Objective: Copy, from the entries below, each line in which the string "always" appears.

Record excerpts:
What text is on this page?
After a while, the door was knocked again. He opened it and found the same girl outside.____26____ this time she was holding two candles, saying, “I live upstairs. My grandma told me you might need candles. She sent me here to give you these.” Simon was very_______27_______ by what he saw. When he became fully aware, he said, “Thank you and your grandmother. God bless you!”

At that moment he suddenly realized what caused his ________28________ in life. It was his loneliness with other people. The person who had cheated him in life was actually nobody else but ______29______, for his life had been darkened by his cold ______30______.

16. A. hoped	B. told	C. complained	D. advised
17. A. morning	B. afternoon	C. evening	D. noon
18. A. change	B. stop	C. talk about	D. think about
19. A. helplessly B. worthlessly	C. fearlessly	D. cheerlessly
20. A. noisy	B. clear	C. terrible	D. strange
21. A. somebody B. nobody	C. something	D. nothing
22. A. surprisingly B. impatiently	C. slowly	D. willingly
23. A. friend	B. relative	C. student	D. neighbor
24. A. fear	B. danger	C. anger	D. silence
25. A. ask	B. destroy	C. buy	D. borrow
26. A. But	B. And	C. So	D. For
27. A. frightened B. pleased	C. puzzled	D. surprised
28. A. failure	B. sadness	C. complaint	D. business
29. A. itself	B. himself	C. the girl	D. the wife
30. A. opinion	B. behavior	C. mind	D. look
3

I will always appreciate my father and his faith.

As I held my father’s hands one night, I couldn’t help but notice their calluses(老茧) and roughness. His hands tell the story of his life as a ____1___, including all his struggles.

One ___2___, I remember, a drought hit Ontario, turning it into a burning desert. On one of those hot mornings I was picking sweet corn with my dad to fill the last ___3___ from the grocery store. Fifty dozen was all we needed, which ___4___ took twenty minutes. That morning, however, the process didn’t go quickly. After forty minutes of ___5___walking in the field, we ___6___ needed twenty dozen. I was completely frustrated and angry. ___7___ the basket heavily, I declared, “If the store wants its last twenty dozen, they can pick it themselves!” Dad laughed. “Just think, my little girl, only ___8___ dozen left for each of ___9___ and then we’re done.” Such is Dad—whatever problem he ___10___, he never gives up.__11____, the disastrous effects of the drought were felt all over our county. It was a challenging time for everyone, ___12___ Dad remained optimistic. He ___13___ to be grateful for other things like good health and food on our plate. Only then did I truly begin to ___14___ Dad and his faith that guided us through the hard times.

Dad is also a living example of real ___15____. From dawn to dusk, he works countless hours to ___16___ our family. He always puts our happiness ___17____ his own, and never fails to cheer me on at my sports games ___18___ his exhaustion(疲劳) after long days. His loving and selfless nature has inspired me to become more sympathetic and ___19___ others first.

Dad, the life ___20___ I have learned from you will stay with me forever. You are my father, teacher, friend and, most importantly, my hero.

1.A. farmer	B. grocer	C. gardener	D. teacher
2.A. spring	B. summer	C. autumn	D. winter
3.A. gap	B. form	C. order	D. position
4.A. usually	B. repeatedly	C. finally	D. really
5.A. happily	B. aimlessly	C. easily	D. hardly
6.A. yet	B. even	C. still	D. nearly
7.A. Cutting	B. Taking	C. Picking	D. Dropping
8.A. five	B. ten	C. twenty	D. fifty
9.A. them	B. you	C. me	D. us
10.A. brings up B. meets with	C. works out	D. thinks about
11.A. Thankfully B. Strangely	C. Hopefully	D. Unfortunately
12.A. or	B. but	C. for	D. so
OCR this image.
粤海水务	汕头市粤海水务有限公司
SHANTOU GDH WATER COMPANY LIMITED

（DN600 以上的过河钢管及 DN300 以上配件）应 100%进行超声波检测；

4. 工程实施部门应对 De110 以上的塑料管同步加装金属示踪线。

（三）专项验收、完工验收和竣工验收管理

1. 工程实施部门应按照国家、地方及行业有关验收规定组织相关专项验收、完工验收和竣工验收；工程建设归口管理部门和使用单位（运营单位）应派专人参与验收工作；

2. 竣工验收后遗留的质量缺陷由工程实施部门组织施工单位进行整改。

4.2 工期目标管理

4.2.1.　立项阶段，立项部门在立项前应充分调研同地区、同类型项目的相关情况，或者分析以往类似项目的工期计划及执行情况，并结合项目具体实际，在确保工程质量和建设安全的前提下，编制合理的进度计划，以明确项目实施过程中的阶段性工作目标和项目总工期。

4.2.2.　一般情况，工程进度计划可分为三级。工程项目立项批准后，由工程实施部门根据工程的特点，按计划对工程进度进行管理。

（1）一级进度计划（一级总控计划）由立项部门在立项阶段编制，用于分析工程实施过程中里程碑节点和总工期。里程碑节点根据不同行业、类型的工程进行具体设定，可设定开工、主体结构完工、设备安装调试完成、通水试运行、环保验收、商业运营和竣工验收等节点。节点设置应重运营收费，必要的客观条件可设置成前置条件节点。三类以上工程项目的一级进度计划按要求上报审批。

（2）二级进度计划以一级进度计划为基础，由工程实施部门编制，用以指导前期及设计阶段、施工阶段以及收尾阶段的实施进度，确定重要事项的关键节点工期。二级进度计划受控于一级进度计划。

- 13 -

Output of the exercise:
I will always appreciate my father and his faith.
Dad is also a living example of real ___15____. From dawn to dusk, he works countless hours to ___16___ our family. He always puts our happiness ___17____ his own, and never fails to cheer me on at my sports games ___18___ his exhaustion(疲劳) after long days. His loving and selfless nature has inspired me to become more sympathetic and ___19___ others first.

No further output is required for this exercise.